Saved entries:
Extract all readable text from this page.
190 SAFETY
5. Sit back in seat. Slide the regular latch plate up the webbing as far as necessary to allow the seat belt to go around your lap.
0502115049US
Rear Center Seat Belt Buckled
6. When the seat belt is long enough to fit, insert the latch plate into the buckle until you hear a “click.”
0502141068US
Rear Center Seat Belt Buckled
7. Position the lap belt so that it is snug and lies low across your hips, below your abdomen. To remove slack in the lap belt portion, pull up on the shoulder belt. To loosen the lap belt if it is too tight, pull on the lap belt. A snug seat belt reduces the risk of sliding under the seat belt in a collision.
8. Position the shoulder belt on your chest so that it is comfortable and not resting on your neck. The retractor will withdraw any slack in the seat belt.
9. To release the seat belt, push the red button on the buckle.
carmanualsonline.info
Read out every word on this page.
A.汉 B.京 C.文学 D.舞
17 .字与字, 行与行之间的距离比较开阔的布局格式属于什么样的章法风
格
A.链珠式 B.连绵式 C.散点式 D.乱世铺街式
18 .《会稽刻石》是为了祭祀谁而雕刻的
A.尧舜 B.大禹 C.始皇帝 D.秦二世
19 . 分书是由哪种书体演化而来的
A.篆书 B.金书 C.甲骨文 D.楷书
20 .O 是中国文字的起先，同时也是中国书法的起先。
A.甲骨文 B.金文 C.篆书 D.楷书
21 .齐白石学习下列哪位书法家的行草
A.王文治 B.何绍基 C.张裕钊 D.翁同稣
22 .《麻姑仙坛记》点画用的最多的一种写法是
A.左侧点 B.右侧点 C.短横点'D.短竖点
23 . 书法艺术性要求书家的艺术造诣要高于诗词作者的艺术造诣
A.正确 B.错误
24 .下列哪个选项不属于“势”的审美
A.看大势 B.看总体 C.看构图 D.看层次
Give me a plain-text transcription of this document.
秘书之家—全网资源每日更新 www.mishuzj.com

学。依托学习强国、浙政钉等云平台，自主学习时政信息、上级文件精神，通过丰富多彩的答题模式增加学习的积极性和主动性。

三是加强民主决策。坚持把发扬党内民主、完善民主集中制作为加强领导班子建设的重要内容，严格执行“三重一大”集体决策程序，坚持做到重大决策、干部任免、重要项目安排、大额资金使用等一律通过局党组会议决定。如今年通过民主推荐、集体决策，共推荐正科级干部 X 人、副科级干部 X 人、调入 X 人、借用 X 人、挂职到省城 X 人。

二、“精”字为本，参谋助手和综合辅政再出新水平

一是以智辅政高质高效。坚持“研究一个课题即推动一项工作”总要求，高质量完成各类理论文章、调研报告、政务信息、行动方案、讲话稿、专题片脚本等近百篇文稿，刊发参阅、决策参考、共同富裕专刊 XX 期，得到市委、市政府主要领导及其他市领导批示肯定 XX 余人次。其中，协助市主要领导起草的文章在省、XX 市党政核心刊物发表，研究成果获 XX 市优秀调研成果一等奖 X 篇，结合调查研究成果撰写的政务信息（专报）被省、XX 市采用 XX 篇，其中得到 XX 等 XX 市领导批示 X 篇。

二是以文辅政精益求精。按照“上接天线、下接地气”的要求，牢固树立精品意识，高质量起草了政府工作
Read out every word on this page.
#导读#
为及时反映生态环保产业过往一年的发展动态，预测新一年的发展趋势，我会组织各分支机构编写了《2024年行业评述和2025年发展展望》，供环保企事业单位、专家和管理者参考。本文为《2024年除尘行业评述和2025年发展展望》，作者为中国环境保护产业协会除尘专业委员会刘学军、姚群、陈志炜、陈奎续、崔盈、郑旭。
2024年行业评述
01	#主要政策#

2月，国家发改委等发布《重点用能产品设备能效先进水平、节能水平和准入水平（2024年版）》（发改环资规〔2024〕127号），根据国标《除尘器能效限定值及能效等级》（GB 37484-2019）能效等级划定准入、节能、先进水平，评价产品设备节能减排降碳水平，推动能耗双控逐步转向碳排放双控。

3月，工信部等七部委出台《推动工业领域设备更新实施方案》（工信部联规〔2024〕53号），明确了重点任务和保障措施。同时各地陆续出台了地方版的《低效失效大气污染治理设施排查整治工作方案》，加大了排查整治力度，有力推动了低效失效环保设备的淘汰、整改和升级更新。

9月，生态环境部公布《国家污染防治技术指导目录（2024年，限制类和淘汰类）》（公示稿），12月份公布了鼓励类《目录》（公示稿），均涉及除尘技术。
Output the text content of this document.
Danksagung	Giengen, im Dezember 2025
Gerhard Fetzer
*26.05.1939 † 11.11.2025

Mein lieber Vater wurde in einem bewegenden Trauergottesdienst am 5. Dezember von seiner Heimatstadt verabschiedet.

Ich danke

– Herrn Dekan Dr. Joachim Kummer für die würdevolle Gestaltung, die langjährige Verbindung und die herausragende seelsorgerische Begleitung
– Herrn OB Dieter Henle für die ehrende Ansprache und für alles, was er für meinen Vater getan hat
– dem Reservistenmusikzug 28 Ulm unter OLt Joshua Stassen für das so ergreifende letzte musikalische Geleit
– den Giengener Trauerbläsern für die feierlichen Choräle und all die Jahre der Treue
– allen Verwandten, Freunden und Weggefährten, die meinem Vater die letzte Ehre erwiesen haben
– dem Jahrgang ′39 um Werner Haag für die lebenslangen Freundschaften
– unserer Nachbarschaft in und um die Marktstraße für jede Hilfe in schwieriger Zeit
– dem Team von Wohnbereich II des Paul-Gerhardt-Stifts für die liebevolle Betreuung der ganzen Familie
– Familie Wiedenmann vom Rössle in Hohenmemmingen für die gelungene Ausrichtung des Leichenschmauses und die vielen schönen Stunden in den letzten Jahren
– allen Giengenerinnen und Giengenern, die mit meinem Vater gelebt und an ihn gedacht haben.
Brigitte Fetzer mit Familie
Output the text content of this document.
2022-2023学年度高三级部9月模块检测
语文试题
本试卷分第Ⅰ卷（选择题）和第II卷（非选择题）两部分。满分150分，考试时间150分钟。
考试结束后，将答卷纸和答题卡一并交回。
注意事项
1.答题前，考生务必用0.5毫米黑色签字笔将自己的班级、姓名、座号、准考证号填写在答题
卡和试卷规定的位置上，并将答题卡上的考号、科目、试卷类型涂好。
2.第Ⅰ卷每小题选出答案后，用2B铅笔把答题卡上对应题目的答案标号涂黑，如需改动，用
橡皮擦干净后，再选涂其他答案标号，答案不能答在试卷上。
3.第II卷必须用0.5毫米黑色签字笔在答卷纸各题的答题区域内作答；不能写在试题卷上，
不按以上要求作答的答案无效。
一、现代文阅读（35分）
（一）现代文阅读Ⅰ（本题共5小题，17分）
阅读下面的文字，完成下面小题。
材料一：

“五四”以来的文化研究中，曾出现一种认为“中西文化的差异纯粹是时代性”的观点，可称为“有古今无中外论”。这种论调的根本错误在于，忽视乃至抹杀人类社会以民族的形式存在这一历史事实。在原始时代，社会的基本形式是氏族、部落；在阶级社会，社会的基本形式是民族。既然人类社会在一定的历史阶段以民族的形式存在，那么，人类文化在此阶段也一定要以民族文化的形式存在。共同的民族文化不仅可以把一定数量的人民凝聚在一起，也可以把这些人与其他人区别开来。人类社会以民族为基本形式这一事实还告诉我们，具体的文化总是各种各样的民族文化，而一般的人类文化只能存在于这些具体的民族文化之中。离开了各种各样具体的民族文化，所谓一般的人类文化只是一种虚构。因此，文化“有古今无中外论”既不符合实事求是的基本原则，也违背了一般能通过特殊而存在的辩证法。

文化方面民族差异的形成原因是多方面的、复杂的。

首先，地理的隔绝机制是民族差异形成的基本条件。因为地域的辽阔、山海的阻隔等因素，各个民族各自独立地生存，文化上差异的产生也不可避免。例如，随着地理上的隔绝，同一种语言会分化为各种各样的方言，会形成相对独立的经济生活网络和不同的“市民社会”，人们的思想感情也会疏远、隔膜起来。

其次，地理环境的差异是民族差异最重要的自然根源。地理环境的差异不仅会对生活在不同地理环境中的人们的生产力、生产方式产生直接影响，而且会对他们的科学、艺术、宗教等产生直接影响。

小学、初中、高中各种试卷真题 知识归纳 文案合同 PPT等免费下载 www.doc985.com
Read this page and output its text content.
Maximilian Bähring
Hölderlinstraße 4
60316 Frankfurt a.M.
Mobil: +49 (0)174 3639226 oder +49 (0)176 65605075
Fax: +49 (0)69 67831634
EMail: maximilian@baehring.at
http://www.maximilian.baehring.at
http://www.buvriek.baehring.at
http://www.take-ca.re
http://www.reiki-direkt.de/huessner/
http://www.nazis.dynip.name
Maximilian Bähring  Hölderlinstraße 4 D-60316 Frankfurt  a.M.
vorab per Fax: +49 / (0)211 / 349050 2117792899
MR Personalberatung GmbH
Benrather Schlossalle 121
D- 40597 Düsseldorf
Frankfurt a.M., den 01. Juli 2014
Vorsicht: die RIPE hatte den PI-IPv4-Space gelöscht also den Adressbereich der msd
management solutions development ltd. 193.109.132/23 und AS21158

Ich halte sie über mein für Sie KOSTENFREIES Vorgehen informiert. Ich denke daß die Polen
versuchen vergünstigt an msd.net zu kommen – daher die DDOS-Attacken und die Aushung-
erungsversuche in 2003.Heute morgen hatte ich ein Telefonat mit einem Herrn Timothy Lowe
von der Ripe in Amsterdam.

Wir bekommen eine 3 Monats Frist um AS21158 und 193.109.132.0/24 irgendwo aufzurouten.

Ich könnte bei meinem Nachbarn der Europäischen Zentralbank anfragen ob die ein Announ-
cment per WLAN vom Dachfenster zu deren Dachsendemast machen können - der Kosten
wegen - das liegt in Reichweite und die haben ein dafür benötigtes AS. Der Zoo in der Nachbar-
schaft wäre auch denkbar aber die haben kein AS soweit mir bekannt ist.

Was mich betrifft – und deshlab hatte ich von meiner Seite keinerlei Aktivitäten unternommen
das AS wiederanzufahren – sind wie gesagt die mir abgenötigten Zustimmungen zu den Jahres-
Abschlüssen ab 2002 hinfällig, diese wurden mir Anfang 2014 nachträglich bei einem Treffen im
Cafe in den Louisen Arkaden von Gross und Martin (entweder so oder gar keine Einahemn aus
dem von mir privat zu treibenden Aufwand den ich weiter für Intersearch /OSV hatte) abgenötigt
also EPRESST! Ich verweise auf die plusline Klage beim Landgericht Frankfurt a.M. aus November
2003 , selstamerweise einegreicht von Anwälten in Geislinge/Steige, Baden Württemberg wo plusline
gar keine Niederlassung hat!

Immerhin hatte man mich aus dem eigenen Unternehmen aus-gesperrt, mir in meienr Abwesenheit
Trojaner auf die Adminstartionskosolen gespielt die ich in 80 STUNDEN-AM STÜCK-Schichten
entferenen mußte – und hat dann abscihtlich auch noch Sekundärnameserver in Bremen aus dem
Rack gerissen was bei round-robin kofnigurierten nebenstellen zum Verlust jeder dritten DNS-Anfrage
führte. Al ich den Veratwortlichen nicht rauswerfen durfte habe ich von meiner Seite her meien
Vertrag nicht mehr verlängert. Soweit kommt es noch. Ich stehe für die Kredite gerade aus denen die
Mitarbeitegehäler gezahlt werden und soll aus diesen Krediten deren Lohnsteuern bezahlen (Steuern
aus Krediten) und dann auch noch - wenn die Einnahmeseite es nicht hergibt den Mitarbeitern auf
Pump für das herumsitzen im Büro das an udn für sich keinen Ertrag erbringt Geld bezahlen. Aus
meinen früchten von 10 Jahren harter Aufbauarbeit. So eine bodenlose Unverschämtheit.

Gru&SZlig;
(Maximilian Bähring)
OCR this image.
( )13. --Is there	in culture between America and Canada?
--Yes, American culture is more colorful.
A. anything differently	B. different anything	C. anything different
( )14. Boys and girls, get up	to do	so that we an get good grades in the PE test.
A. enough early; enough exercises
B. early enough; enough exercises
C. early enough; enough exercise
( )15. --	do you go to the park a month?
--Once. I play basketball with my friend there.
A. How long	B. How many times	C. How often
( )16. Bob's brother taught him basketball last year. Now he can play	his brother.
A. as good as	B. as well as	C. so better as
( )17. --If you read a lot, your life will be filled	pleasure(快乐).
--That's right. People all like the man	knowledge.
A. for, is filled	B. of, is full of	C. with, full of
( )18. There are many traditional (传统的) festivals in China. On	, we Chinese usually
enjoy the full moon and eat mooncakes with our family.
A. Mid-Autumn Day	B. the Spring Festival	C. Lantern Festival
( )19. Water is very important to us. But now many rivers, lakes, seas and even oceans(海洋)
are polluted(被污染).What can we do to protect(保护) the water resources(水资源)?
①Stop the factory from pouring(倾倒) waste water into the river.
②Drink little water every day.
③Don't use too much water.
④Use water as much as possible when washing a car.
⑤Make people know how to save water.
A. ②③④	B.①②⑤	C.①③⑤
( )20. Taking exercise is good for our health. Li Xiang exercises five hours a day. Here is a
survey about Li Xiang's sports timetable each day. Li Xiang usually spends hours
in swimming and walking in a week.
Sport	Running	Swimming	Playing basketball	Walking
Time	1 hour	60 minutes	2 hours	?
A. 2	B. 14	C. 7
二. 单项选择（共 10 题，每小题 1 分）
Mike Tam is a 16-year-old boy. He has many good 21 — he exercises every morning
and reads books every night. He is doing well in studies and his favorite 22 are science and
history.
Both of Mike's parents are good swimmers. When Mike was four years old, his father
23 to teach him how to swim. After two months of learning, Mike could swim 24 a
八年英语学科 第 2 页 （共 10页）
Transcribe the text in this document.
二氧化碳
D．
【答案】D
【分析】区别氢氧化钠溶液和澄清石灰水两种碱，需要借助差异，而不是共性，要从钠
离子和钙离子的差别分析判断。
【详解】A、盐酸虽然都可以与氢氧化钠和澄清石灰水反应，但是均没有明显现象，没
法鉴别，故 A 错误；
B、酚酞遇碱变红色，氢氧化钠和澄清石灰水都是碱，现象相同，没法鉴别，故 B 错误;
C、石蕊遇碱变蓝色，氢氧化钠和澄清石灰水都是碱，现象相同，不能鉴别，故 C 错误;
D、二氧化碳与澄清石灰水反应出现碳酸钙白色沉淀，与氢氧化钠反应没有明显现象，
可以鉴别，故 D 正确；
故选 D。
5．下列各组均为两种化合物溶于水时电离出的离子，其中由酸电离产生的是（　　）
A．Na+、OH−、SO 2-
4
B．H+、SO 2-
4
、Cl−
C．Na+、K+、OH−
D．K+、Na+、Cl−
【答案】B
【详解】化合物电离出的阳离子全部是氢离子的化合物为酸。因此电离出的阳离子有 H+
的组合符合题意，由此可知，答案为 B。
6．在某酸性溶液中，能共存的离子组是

[Exercise instructions]
Return only the number of lines in the entries that contain the string "every".

[Result for this task]
5